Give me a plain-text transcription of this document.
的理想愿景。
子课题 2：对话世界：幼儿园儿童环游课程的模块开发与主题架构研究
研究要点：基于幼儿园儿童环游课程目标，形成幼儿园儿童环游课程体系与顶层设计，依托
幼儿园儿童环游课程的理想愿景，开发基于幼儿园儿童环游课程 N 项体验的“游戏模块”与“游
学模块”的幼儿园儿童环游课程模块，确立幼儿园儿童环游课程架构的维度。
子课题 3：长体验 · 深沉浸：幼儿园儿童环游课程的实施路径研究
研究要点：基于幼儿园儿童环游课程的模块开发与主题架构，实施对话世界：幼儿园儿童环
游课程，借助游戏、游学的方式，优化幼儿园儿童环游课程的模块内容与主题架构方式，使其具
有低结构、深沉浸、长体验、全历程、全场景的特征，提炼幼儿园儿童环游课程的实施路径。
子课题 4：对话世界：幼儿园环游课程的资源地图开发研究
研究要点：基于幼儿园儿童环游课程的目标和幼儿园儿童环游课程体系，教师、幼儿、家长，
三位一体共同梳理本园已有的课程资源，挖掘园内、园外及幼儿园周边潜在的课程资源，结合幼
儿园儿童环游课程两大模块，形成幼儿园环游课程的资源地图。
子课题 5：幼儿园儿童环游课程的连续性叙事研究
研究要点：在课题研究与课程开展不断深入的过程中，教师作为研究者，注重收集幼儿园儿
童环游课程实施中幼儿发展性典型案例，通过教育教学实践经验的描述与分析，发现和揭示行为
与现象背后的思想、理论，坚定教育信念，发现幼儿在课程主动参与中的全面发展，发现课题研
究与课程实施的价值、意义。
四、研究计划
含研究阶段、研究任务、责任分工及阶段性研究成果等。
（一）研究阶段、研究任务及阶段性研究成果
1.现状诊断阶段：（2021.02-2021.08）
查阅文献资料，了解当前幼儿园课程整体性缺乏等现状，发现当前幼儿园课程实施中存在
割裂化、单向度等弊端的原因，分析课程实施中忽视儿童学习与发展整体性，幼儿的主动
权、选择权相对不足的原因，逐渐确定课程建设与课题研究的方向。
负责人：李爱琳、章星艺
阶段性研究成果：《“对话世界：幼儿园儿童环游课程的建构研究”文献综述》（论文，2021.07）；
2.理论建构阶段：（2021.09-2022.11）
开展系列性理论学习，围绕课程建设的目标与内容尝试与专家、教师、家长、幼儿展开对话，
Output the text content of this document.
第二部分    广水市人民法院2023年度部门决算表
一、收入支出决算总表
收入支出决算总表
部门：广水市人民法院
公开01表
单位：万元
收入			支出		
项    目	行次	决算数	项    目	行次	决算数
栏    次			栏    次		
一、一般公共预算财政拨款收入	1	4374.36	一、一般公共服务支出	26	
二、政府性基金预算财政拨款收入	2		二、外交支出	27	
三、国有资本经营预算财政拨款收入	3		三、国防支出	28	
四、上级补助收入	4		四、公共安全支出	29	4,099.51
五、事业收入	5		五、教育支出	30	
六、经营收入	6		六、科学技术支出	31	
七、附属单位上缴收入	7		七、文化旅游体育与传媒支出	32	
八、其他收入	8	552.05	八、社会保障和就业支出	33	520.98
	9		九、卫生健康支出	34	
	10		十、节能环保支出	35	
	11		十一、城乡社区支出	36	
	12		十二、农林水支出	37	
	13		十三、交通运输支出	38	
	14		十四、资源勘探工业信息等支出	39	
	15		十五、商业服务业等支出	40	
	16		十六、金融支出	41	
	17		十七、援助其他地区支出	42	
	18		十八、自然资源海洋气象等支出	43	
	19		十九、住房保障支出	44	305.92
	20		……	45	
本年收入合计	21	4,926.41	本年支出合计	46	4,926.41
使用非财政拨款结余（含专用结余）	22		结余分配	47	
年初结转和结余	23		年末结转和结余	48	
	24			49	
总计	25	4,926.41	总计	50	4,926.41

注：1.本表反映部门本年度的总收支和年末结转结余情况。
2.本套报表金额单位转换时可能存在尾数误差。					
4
▬▬▬▬▬▬▬▬▬▬
**Description of the task**
Determine the number of lines in the records that include the string "this", and respond with that number only.

**Completed exercise**
2